**What is asked:** Output all entries verbatim. Skip pictures.

+ + + +

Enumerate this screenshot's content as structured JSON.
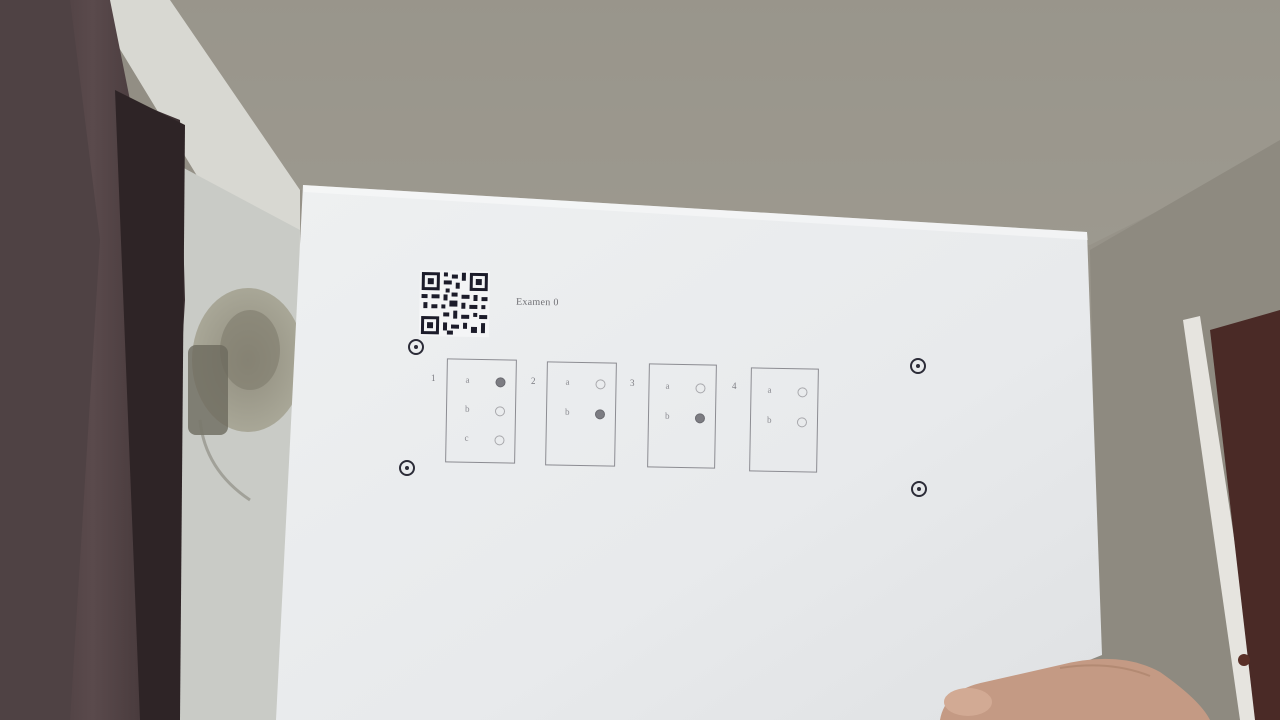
{
  "sheet": {
    "exam_label": "Examen 0",
    "questions": [
      {
        "number": "1",
        "options": [
          {
            "letter": "a",
            "filled": true
          },
          {
            "letter": "b",
            "filled": false
          },
          {
            "letter": "c",
            "filled": false
          }
        ]
      },
      {
        "number": "2",
        "options": [
          {
            "letter": "a",
            "filled": false
          },
          {
            "letter": "b",
            "filled": true
          }
        ]
      },
      {
        "number": "3",
        "options": [
          {
            "letter": "a",
            "filled": false
          },
          {
            "letter": "b",
            "filled": true
          }
        ]
      },
      {
        "number": "4",
        "options": [
          {
            "letter": "a",
            "filled": false
          },
          {
            "letter": "b",
            "filled": false
          }
        ]
      }
    ]
  },
  "colors": {
    "wall": "#8e8a80",
    "ceiling": "#9a968c",
    "paper": "#e9ebed",
    "curtain": "#4a3c3e",
    "ink": "#2c2c38"
  }
}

+ + + +

**Written reply:**
Enumerate this screenshot's content as structured JSON.
{
  "sheet": {
    "exam_label": "Examen 0",
    "questions": [
      {
        "number": "1",
        "options": [
          {
            "letter": "a",
            "filled": true
          },
          {
            "letter": "b",
            "filled": false
          },
          {
            "letter": "c",
            "filled": false
          }
        ]
      },
      {
        "number": "2",
        "options": [
          {
            "letter": "a",
            "filled": false
          },
          {
            "letter": "b",
            "filled": true
          }
        ]
      },
      {
        "number": "3",
        "options": [
          {
            "letter": "a",
            "filled": false
          },
          {
            "letter": "b",
            "filled": true
          }
        ]
      },
      {
        "number": "4",
        "options": [
          {
            "letter": "a",
            "filled": false
          },
          {
            "letter": "b",
            "filled": false
          }
        ]
      }
    ]
  },
  "colors": {
    "wall": "#8e8a80",
    "ceiling": "#9a968c",
    "paper": "#e9ebed",
    "curtain": "#4a3c3e",
    "ink": "#2c2c38"
  }
}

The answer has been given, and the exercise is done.